Goal of the exercise - Repeat every line below exactly as it reads.

Dataset items

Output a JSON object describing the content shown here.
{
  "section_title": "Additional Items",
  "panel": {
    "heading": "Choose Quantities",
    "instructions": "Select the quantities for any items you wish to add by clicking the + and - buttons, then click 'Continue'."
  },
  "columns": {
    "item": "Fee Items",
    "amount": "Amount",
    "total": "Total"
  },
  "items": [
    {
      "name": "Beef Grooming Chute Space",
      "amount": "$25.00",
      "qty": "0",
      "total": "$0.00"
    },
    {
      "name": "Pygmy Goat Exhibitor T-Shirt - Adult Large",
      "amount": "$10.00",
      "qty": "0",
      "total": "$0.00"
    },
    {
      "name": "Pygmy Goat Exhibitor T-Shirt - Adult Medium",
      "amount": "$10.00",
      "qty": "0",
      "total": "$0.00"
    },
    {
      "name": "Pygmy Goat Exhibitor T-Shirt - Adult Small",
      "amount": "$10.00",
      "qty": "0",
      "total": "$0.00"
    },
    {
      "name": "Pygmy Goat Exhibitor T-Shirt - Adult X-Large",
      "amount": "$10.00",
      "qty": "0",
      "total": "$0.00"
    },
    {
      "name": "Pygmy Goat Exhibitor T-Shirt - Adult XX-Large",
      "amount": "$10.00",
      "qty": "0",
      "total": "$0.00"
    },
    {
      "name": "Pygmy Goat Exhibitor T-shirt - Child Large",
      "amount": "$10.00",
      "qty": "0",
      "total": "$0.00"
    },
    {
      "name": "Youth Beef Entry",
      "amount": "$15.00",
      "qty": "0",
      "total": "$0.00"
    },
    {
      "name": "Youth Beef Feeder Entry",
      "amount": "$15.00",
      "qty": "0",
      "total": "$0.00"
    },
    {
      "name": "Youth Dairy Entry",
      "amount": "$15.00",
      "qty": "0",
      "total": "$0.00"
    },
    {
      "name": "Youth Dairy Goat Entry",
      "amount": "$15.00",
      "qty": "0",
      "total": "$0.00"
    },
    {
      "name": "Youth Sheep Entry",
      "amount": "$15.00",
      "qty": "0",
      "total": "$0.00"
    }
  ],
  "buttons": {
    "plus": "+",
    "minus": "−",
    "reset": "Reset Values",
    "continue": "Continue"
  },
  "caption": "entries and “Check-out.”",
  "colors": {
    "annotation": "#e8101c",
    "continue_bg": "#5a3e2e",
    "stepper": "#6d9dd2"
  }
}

Right answer -
Output a JSON object describing the content shown here.
{
  "section_title": "Additional Items",
  "panel": {
    "heading": "Choose Quantities",
    "instructions": "Select the quantities for any items you wish to add by clicking the + and - buttons, then click 'Continue'."
  },
  "columns": {
    "item": "Fee Items",
    "amount": "Amount",
    "total": "Total"
  },
  "items": [
    {
      "name": "Beef Grooming Chute Space",
      "amount": "$25.00",
      "qty": "0",
      "total": "$0.00"
    },
    {
      "name": "Pygmy Goat Exhibitor T-Shirt - Adult Large",
      "amount": "$10.00",
      "qty": "0",
      "total": "$0.00"
    },
    {
      "name": "Pygmy Goat Exhibitor T-Shirt - Adult Medium",
      "amount": "$10.00",
      "qty": "0",
      "total": "$0.00"
    },
    {
      "name": "Pygmy Goat Exhibitor T-Shirt - Adult Small",
      "amount": "$10.00",
      "qty": "0",
      "total": "$0.00"
    },
    {
      "name": "Pygmy Goat Exhibitor T-Shirt - Adult X-Large",
      "amount": "$10.00",
      "qty": "0",
      "total": "$0.00"
    },
    {
      "name": "Pygmy Goat Exhibitor T-Shirt - Adult XX-Large",
      "amount": "$10.00",
      "qty": "0",
      "total": "$0.00"
    },
    {
      "name": "Pygmy Goat Exhibitor T-shirt - Child Large",
      "amount": "$10.00",
      "qty": "0",
      "total": "$0.00"
    },
    {
      "name": "Youth Beef Entry",
      "amount": "$15.00",
      "qty": "0",
      "total": "$0.00"
    },
    {
      "name": "Youth Beef Feeder Entry",
      "amount": "$15.00",
      "qty": "0",
      "total": "$0.00"
    },
    {
      "name": "Youth Dairy Entry",
      "amount": "$15.00",
      "qty": "0",
      "total": "$0.00"
    },
    {
      "name": "Youth Dairy Goat Entry",
      "amount": "$15.00",
      "qty": "0",
      "total": "$0.00"
    },
    {
      "name": "Youth Sheep Entry",
      "amount": "$15.00",
      "qty": "0",
      "total": "$0.00"
    }
  ],
  "buttons": {
    "plus": "+",
    "minus": "−",
    "reset": "Reset Values",
    "continue": "Continue"
  },
  "caption": "entries and “Check-out.”",
  "colors": {
    "annotation": "#e8101c",
    "continue_bg": "#5a3e2e",
    "stepper": "#6d9dd2"
  }
}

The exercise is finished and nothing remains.